What the exercise asks:
Locate and copy each line in the data that contains the word "arcmin".
-- START Input rows --
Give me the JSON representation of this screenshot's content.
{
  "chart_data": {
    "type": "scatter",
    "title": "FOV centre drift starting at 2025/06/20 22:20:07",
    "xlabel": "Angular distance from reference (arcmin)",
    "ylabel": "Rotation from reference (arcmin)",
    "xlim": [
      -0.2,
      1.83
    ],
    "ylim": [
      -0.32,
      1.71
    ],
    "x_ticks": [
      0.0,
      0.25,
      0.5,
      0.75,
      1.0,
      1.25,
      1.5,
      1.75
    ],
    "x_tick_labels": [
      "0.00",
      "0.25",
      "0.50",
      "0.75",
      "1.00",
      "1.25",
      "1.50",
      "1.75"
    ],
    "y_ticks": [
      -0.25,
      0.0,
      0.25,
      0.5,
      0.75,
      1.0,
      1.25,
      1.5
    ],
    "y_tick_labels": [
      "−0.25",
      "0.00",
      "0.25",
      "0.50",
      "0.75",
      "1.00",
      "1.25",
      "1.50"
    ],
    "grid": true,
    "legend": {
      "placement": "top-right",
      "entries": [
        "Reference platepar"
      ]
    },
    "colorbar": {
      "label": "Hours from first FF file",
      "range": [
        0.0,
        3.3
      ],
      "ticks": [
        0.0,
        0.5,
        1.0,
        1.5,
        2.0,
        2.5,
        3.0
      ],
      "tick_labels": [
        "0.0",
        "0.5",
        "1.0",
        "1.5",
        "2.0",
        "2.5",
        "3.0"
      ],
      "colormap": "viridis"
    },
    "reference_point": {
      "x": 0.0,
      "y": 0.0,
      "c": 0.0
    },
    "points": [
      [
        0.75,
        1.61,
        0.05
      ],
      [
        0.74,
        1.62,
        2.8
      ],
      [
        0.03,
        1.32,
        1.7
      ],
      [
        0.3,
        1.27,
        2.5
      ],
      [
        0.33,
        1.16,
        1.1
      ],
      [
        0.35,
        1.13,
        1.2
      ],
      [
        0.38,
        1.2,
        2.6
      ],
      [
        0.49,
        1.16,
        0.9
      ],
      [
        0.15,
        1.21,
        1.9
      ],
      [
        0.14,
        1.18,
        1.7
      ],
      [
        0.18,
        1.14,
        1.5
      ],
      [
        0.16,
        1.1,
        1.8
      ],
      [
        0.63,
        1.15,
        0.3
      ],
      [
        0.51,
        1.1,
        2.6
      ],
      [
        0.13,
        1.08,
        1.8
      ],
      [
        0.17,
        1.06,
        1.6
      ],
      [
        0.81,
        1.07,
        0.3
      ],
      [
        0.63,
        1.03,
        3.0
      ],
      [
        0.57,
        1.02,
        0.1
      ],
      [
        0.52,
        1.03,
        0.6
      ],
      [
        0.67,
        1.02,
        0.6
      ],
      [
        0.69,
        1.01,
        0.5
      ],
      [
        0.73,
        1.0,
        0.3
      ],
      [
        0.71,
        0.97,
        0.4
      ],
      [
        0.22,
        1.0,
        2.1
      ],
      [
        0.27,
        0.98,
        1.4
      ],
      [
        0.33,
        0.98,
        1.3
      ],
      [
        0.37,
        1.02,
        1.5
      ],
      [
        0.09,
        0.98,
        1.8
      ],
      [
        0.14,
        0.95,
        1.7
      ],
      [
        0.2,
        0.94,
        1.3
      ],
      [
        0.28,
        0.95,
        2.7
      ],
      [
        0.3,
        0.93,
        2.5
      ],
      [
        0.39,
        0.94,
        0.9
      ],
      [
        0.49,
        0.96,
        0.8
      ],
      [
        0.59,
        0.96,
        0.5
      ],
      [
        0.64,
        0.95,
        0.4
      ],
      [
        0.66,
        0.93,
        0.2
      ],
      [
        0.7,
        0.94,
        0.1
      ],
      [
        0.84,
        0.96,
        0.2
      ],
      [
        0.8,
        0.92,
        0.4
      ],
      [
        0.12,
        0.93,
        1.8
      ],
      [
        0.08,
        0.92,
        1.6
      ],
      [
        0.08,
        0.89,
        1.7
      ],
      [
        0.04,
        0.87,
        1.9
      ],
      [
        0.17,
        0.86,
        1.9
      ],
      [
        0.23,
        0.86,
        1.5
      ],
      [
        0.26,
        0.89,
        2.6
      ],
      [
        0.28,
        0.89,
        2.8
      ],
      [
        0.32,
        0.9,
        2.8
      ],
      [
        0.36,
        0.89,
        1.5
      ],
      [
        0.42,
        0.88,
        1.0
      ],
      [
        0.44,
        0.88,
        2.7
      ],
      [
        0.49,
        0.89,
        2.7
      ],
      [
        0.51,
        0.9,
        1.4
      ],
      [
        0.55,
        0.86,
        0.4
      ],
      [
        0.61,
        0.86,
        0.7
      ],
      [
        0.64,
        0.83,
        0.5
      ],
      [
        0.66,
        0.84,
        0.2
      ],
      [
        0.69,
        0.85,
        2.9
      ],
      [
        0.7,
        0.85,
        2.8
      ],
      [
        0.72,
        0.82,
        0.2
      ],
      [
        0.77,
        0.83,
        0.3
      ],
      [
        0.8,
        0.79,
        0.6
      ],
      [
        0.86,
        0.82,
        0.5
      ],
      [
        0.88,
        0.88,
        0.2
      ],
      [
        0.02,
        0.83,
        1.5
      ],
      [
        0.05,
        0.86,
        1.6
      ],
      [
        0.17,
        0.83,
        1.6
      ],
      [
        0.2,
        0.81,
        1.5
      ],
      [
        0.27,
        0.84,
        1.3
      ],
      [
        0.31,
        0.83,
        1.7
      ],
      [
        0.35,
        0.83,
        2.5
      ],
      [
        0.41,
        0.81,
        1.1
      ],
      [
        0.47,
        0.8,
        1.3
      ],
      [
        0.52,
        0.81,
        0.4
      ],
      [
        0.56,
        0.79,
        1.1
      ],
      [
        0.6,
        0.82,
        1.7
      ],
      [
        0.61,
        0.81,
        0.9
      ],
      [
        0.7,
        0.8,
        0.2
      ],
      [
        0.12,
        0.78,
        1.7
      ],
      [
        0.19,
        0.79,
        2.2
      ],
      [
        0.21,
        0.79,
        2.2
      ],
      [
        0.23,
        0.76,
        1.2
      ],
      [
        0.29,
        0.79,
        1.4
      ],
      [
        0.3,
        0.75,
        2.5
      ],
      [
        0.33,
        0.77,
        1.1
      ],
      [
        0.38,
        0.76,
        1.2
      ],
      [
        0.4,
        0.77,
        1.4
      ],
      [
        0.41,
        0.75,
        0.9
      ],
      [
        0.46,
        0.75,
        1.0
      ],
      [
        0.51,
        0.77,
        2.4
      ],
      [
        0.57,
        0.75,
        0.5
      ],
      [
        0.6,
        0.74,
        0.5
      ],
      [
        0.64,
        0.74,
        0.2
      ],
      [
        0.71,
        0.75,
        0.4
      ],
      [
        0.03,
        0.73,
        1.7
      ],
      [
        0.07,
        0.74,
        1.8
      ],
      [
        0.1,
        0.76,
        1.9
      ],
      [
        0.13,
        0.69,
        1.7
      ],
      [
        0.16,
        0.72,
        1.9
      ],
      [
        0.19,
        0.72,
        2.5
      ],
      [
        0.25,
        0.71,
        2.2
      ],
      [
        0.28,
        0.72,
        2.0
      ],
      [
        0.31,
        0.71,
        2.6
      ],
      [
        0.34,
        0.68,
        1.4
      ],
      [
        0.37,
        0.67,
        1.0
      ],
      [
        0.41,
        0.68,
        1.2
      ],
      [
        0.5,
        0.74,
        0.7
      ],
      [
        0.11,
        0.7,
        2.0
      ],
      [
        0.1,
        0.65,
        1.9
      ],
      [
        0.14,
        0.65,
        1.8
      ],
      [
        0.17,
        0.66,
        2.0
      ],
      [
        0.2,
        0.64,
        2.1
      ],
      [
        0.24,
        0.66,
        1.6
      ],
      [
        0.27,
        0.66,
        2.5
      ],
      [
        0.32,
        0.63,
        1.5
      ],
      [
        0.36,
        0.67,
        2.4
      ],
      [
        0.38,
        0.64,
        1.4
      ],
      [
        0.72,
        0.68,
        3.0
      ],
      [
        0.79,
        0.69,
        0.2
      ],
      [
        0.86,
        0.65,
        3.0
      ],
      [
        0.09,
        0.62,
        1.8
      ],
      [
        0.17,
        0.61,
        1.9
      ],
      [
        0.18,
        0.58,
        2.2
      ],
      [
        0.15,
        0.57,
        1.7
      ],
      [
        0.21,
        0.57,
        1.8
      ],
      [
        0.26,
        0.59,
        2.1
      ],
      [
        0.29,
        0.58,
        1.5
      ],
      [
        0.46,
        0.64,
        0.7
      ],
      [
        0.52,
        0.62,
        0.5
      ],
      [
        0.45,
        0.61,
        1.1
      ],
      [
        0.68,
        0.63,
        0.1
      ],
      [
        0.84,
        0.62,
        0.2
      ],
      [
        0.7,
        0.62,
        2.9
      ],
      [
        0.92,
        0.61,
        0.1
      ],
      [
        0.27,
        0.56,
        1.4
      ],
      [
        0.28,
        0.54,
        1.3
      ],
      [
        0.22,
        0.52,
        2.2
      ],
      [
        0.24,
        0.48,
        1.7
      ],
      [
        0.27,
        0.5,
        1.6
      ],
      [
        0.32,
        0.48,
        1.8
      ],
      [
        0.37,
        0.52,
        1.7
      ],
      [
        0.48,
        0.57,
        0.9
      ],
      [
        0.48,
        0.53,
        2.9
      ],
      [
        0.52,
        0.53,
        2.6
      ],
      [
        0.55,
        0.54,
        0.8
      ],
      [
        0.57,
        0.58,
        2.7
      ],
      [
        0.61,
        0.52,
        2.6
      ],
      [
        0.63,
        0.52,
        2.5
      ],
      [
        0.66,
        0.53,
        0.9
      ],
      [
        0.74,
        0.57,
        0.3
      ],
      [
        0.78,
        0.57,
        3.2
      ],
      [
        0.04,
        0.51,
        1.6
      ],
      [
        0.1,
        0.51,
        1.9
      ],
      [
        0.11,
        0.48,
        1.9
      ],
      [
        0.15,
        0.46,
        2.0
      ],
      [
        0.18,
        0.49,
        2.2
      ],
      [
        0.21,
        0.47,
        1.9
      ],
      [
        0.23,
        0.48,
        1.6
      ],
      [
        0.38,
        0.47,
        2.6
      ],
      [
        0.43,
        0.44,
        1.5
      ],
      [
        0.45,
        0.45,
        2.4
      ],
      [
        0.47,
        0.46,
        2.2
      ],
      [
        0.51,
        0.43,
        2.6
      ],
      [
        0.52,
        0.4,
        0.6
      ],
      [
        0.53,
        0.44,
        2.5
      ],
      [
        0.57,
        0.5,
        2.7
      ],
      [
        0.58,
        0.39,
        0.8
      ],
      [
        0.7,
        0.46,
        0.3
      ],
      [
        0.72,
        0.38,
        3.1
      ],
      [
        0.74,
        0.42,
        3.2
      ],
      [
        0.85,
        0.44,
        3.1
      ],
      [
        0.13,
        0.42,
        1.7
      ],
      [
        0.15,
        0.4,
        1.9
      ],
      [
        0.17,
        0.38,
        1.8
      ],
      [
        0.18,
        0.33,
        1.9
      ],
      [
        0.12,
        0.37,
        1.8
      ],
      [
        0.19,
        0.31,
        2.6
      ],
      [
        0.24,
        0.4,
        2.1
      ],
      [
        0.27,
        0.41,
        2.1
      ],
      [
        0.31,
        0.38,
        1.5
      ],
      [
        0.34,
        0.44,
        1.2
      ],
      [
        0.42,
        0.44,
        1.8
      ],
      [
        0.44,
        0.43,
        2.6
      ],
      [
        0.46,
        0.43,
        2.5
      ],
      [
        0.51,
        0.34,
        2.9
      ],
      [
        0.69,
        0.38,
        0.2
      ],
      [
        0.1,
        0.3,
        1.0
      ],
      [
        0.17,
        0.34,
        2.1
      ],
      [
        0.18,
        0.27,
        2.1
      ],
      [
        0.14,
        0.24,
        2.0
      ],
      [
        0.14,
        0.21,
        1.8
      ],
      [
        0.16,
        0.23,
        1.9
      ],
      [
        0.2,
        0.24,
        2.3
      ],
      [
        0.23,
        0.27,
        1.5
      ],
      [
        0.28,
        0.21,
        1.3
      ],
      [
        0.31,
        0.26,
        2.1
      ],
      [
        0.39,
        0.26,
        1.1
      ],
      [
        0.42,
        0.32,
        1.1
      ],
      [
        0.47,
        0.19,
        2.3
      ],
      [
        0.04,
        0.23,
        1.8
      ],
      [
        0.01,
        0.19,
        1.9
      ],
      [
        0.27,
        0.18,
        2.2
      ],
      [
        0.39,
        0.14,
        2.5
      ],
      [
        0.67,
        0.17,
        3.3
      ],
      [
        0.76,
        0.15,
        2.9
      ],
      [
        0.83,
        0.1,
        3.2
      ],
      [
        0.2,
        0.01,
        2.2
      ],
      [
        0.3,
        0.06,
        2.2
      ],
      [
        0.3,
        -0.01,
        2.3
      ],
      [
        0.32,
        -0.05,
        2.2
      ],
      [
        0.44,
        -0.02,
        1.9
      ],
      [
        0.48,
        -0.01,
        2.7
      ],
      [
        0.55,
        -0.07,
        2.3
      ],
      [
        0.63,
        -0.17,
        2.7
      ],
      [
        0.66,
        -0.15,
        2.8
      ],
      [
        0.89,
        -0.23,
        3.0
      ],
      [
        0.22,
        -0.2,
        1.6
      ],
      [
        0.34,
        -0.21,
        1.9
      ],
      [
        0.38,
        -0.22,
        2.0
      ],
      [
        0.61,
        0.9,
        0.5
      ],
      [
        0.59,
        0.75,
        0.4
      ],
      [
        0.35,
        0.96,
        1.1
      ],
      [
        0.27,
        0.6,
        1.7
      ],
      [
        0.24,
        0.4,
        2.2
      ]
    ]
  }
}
-- END Input rows --
Result of this exercise:
    "xlabel": "Angular distance from reference (arcmin)",
    "ylabel": "Rotation from reference (arcmin)",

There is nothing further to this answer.